• **Your task**:
From the entries that follow, pick out all lines holding "text".
--- begin Records shown ---
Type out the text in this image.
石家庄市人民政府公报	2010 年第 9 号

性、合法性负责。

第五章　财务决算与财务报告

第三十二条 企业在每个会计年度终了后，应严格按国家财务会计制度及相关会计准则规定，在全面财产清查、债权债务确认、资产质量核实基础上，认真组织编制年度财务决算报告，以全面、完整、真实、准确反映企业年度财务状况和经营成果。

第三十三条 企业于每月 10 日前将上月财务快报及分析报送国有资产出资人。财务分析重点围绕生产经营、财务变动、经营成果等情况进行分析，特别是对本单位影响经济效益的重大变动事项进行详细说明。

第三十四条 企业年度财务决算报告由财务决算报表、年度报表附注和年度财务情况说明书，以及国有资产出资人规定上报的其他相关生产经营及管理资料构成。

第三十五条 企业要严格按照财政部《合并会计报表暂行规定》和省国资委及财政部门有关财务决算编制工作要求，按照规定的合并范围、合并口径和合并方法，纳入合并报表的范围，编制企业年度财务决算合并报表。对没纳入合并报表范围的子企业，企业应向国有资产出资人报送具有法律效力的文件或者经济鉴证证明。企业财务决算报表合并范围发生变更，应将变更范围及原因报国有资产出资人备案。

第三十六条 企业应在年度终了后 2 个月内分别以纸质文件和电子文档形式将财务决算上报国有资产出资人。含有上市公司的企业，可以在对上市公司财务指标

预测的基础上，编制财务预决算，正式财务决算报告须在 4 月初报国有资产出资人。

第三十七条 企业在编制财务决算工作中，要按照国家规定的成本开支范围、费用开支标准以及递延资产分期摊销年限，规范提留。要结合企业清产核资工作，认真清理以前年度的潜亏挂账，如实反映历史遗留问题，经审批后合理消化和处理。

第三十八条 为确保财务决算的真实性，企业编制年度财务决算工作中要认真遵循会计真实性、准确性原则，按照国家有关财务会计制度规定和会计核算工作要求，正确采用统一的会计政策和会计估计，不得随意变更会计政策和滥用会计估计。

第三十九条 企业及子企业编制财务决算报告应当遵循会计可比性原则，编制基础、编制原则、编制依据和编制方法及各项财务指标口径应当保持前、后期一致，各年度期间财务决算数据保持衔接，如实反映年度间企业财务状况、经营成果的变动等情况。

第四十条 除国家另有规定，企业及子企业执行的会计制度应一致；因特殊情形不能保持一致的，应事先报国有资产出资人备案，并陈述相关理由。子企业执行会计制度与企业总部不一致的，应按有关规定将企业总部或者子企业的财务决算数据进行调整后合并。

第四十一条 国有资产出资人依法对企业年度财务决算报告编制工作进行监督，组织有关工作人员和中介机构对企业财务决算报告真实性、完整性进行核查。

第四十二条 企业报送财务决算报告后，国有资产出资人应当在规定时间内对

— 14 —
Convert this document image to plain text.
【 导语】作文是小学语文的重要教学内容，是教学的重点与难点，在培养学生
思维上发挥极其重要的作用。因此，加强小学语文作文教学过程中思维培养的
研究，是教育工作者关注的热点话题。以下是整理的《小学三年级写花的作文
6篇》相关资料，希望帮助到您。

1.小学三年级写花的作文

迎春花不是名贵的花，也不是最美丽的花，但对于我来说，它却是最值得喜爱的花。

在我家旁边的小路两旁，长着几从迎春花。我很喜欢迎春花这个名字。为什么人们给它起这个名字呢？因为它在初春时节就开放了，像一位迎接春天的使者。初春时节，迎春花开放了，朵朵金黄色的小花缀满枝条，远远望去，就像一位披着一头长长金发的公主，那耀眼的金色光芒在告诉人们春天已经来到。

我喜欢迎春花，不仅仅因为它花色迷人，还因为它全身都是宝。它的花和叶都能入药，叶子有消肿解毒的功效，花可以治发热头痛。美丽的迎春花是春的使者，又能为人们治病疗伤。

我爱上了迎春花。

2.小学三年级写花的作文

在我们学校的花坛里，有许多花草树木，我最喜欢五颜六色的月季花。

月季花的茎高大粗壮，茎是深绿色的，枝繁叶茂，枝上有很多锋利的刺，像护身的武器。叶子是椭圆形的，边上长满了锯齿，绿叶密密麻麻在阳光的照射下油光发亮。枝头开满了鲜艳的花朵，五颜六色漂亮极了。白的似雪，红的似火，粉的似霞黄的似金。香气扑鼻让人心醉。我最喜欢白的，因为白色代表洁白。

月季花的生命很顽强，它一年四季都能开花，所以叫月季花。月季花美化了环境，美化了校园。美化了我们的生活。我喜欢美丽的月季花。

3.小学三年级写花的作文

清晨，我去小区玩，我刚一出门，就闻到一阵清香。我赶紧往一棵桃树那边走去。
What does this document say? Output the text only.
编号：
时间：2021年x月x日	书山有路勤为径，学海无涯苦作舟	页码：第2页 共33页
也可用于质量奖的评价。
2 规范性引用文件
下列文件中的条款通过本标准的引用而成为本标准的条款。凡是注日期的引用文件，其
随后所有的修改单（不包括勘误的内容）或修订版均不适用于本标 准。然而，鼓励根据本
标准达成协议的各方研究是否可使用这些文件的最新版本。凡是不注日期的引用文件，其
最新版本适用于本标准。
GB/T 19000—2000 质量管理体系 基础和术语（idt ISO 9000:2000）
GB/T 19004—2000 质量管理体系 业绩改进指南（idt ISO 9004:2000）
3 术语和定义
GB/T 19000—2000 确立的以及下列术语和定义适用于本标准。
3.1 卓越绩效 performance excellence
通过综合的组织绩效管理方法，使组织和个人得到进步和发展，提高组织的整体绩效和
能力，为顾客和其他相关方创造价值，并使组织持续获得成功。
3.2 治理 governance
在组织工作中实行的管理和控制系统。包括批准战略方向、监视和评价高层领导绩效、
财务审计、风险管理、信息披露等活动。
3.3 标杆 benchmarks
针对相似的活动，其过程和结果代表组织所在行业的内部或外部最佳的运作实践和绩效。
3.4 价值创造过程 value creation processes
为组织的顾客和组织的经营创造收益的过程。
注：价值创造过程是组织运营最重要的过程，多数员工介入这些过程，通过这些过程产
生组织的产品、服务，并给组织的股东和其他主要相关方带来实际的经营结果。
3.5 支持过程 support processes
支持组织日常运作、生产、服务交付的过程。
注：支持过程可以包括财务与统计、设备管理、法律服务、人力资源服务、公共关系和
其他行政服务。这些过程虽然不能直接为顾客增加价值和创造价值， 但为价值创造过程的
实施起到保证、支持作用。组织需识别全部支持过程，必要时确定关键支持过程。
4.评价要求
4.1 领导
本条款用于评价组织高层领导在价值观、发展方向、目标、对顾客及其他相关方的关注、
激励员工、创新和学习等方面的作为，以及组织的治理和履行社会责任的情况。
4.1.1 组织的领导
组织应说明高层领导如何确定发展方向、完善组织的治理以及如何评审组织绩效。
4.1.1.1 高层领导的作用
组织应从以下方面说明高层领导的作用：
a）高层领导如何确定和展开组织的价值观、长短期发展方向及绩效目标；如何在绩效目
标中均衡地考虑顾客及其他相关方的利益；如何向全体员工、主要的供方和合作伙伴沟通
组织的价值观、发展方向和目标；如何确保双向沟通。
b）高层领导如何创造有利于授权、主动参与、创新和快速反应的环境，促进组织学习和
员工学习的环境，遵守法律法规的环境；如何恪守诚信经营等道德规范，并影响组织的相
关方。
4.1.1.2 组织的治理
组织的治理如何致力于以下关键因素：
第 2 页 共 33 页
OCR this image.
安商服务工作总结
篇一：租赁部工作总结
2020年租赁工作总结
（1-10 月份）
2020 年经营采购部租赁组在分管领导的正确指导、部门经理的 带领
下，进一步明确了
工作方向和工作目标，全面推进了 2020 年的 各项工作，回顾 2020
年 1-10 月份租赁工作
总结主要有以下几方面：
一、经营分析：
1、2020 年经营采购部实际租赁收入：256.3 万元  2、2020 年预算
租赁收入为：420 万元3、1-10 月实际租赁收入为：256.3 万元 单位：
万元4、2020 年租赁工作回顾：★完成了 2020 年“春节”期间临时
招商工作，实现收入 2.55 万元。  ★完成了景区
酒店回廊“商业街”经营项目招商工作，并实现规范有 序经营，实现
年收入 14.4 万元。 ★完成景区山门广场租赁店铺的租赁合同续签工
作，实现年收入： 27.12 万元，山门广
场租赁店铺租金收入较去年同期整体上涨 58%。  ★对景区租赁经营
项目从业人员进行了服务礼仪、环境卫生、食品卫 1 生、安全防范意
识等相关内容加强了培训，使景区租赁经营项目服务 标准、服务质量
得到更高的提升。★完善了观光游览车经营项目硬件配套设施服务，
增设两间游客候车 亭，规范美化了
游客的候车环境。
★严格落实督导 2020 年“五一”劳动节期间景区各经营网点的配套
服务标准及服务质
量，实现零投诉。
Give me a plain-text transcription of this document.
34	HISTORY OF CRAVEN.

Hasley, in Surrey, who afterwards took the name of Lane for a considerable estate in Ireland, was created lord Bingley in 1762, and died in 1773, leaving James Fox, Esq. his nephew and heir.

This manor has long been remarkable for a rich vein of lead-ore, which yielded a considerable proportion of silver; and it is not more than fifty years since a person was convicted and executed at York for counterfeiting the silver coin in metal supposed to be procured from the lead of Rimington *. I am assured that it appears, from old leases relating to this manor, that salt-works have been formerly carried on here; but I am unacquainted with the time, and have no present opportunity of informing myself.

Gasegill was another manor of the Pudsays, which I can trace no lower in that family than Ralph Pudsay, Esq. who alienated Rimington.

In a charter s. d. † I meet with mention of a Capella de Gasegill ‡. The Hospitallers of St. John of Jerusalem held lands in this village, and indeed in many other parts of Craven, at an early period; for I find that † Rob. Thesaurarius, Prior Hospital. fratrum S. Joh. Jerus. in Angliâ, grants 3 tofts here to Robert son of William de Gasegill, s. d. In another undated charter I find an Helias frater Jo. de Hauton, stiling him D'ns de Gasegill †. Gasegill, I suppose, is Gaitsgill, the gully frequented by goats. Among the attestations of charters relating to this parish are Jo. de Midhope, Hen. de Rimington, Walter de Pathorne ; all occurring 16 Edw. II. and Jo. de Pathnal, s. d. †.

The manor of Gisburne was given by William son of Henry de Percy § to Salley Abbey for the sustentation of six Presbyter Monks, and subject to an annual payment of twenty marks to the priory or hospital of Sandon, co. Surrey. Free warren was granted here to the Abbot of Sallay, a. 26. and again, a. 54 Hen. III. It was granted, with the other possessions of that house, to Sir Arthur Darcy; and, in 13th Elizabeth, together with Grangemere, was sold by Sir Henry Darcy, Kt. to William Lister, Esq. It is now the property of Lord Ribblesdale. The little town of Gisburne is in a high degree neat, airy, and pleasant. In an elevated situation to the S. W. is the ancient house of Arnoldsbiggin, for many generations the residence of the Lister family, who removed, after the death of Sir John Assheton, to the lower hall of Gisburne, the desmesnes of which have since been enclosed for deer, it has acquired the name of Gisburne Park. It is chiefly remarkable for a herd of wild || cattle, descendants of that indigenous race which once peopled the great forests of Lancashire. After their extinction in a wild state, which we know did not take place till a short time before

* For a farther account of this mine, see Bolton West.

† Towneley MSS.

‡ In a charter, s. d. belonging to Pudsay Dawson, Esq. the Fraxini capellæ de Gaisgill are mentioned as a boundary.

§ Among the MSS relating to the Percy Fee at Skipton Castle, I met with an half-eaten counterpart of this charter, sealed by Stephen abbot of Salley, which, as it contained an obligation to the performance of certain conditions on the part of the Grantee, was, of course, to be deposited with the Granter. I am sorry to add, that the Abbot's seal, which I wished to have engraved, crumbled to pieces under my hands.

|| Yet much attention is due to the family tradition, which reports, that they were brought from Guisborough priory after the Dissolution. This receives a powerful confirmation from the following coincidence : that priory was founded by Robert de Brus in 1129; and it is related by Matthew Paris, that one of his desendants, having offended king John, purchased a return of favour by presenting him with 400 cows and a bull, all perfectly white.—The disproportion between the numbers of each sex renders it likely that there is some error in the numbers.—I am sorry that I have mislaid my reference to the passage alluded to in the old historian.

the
--- end Records shown ---
• **Complete output**:
Type out the text in this image.
Convert this document image to plain text.
What does this document say? Output the text only.
Give me a plain-text transcription of this document.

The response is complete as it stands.